| SET TASK |
Repeat the whole listing exactly as written.
-- Start ITEMS --
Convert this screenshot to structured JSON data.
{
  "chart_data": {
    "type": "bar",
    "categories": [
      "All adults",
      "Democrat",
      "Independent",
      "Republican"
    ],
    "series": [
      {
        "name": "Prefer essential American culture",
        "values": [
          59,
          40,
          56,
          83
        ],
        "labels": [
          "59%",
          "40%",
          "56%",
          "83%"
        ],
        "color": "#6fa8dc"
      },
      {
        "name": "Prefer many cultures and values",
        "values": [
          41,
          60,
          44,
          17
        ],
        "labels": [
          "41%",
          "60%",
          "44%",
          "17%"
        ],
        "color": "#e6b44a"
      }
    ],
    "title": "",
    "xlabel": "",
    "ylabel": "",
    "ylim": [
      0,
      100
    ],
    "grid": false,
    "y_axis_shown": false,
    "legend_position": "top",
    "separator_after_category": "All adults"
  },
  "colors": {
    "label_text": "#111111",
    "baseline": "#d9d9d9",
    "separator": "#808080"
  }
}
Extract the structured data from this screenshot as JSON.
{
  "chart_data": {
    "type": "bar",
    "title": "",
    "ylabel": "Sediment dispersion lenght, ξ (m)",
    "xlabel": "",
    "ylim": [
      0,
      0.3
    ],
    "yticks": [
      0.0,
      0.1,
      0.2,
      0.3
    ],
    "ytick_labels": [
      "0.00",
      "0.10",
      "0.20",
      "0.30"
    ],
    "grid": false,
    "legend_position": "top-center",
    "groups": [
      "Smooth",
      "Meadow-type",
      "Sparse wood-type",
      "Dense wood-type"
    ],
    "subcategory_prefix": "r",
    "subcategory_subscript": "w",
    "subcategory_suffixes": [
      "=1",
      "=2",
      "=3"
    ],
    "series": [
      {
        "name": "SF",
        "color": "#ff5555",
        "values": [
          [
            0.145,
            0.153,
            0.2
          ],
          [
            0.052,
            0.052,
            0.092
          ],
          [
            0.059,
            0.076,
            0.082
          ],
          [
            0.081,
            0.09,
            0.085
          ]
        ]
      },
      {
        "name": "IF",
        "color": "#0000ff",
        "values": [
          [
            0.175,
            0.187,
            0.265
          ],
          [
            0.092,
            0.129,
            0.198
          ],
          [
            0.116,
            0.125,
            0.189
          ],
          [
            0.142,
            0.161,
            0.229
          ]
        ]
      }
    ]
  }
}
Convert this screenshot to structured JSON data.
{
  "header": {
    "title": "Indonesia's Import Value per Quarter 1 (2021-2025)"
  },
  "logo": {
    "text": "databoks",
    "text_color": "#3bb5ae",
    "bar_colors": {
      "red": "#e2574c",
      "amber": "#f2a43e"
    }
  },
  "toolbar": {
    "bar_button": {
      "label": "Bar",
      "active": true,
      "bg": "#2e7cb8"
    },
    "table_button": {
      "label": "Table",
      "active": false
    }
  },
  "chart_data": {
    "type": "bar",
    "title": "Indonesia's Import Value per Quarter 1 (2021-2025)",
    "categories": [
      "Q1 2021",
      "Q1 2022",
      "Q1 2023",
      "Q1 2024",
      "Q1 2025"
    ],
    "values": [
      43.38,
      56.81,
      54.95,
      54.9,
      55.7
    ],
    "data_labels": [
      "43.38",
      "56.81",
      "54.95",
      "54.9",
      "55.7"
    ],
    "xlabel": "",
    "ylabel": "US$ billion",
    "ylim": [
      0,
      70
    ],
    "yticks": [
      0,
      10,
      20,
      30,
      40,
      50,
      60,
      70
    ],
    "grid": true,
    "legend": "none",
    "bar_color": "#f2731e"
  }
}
-- End ITEMS --
| FINISHED ANSWER |
Convert this screenshot to structured JSON data.
{
  "chart_data": {
    "type": "bar",
    "categories": [
      "All adults",
      "Democrat",
      "Independent",
      "Republican"
    ],
    "series": [
      {
        "name": "Prefer essential American culture",
        "values": [
          59,
          40,
          56,
          83
        ],
        "labels": [
          "59%",
          "40%",
          "56%",
          "83%"
        ],
        "color": "#6fa8dc"
      },
      {
        "name": "Prefer many cultures and values",
        "values": [
          41,
          60,
          44,
          17
        ],
        "labels": [
          "41%",
          "60%",
          "44%",
          "17%"
        ],
        "color": "#e6b44a"
      }
    ],
    "title": "",
    "xlabel": "",
    "ylabel": "",
    "ylim": [
      0,
      100
    ],
    "grid": false,
    "y_axis_shown": false,
    "legend_position": "top",
    "separator_after_category": "All adults"
  },
  "colors": {
    "label_text": "#111111",
    "baseline": "#d9d9d9",
    "separator": "#808080"
  }
}
Extract the structured data from this screenshot as JSON.
{
  "chart_data": {
    "type": "bar",
    "title": "",
    "ylabel": "Sediment dispersion lenght, ξ (m)",
    "xlabel": "",
    "ylim": [
      0,
      0.3
    ],
    "yticks": [
      0.0,
      0.1,
      0.2,
      0.3
    ],
    "ytick_labels": [
      "0.00",
      "0.10",
      "0.20",
      "0.30"
    ],
    "grid": false,
    "legend_position": "top-center",
    "groups": [
      "Smooth",
      "Meadow-type",
      "Sparse wood-type",
      "Dense wood-type"
    ],
    "subcategory_prefix": "r",
    "subcategory_subscript": "w",
    "subcategory_suffixes": [
      "=1",
      "=2",
      "=3"
    ],
    "series": [
      {
        "name": "SF",
        "color": "#ff5555",
        "values": [
          [
            0.145,
            0.153,
            0.2
          ],
          [
            0.052,
            0.052,
            0.092
          ],
          [
            0.059,
            0.076,
            0.082
          ],
          [
            0.081,
            0.09,
            0.085
          ]
        ]
      },
      {
        "name": "IF",
        "color": "#0000ff",
        "values": [
          [
            0.175,
            0.187,
            0.265
          ],
          [
            0.092,
            0.129,
            0.198
          ],
          [
            0.116,
            0.125,
            0.189
          ],
          [
            0.142,
            0.161,
            0.229
          ]
        ]
      }
    ]
  }
}
Convert this screenshot to structured JSON data.
{
  "header": {
    "title": "Indonesia's Import Value per Quarter 1 (2021-2025)"
  },
  "logo": {
    "text": "databoks",
    "text_color": "#3bb5ae",
    "bar_colors": {
      "red": "#e2574c",
      "amber": "#f2a43e"
    }
  },
  "toolbar": {
    "bar_button": {
      "label": "Bar",
      "active": true,
      "bg": "#2e7cb8"
    },
    "table_button": {
      "label": "Table",
      "active": false
    }
  },
  "chart_data": {
    "type": "bar",
    "title": "Indonesia's Import Value per Quarter 1 (2021-2025)",
    "categories": [
      "Q1 2021",
      "Q1 2022",
      "Q1 2023",
      "Q1 2024",
      "Q1 2025"
    ],
    "values": [
      43.38,
      56.81,
      54.95,
      54.9,
      55.7
    ],
    "data_labels": [
      "43.38",
      "56.81",
      "54.95",
      "54.9",
      "55.7"
    ],
    "xlabel": "",
    "ylabel": "US$ billion",
    "ylim": [
      0,
      70
    ],
    "yticks": [
      0,
      10,
      20,
      30,
      40,
      50,
      60,
      70
    ],
    "grid": true,
    "legend": "none",
    "bar_color": "#f2731e"
  }
}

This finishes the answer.